▸ Stated goal:
Return the full listing exactly as it is written.

▸ Task material:
════════
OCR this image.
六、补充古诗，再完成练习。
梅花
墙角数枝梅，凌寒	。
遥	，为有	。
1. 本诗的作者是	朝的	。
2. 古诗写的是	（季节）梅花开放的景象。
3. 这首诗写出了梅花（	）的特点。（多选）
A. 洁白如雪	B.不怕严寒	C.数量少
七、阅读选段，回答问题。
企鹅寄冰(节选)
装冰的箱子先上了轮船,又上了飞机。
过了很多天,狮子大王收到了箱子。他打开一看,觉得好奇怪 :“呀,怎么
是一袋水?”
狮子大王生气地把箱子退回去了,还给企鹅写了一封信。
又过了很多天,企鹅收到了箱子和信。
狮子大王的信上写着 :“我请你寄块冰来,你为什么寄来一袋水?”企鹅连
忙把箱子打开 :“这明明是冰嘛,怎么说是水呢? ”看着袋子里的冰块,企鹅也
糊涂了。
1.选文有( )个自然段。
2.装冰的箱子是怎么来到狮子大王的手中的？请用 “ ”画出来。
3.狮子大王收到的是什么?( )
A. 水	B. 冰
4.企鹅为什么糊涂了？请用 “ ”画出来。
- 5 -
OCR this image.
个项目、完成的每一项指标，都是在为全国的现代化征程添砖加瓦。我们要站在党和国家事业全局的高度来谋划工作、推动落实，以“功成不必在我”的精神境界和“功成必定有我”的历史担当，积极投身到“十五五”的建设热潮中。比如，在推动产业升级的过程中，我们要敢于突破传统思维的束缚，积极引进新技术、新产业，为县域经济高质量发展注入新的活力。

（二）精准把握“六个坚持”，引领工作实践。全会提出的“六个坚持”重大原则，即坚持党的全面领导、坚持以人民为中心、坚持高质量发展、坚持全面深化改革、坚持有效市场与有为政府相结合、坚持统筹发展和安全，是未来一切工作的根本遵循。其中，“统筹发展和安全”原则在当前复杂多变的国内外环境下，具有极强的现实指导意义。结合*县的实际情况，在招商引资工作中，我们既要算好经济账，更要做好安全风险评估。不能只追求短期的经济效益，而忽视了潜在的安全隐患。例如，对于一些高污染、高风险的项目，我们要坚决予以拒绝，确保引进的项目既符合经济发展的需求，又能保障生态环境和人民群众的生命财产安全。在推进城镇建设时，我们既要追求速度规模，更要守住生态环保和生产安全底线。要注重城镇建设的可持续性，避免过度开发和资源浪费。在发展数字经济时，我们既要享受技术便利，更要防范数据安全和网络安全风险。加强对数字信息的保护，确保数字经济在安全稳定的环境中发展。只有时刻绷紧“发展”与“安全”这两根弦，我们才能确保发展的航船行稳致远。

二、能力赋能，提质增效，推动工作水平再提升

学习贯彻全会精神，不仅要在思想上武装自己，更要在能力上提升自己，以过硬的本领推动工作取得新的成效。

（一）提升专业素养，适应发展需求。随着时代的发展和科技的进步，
════════
▸ The completed task:
OCR this image.
六、补充古诗，再完成练习。
梅花
墙角数枝梅，凌寒	。
遥	，为有	。
1. 本诗的作者是	朝的	。
2. 古诗写的是	（季节）梅花开放的景象。
3. 这首诗写出了梅花（	）的特点。（多选）
A. 洁白如雪	B.不怕严寒	C.数量少
七、阅读选段，回答问题。
企鹅寄冰(节选)
装冰的箱子先上了轮船,又上了飞机。
过了很多天,狮子大王收到了箱子。他打开一看,觉得好奇怪 :“呀,怎么
是一袋水?”
狮子大王生气地把箱子退回去了,还给企鹅写了一封信。
又过了很多天,企鹅收到了箱子和信。
狮子大王的信上写着 :“我请你寄块冰来,你为什么寄来一袋水?”企鹅连
忙把箱子打开 :“这明明是冰嘛,怎么说是水呢? ”看着袋子里的冰块,企鹅也
糊涂了。
1.选文有( )个自然段。
2.装冰的箱子是怎么来到狮子大王的手中的？请用 “ ”画出来。
3.狮子大王收到的是什么?( )
A. 水	B. 冰
4.企鹅为什么糊涂了？请用 “ ”画出来。
- 5 -
OCR this image.
个项目、完成的每一项指标，都是在为全国的现代化征程添砖加瓦。我们要站在党和国家事业全局的高度来谋划工作、推动落实，以“功成不必在我”的精神境界和“功成必定有我”的历史担当，积极投身到“十五五”的建设热潮中。比如，在推动产业升级的过程中，我们要敢于突破传统思维的束缚，积极引进新技术、新产业，为县域经济高质量发展注入新的活力。

（二）精准把握“六个坚持”，引领工作实践。全会提出的“六个坚持”重大原则，即坚持党的全面领导、坚持以人民为中心、坚持高质量发展、坚持全面深化改革、坚持有效市场与有为政府相结合、坚持统筹发展和安全，是未来一切工作的根本遵循。其中，“统筹发展和安全”原则在当前复杂多变的国内外环境下，具有极强的现实指导意义。结合*县的实际情况，在招商引资工作中，我们既要算好经济账，更要做好安全风险评估。不能只追求短期的经济效益，而忽视了潜在的安全隐患。例如，对于一些高污染、高风险的项目，我们要坚决予以拒绝，确保引进的项目既符合经济发展的需求，又能保障生态环境和人民群众的生命财产安全。在推进城镇建设时，我们既要追求速度规模，更要守住生态环保和生产安全底线。要注重城镇建设的可持续性，避免过度开发和资源浪费。在发展数字经济时，我们既要享受技术便利，更要防范数据安全和网络安全风险。加强对数字信息的保护，确保数字经济在安全稳定的环境中发展。只有时刻绷紧“发展”与“安全”这两根弦，我们才能确保发展的航船行稳致远。

二、能力赋能，提质增效，推动工作水平再提升

学习贯彻全会精神，不仅要在思想上武装自己，更要在能力上提升自己，以过硬的本领推动工作取得新的成效。

（一）提升专业素养，适应发展需求。随着时代的发展和科技的进步，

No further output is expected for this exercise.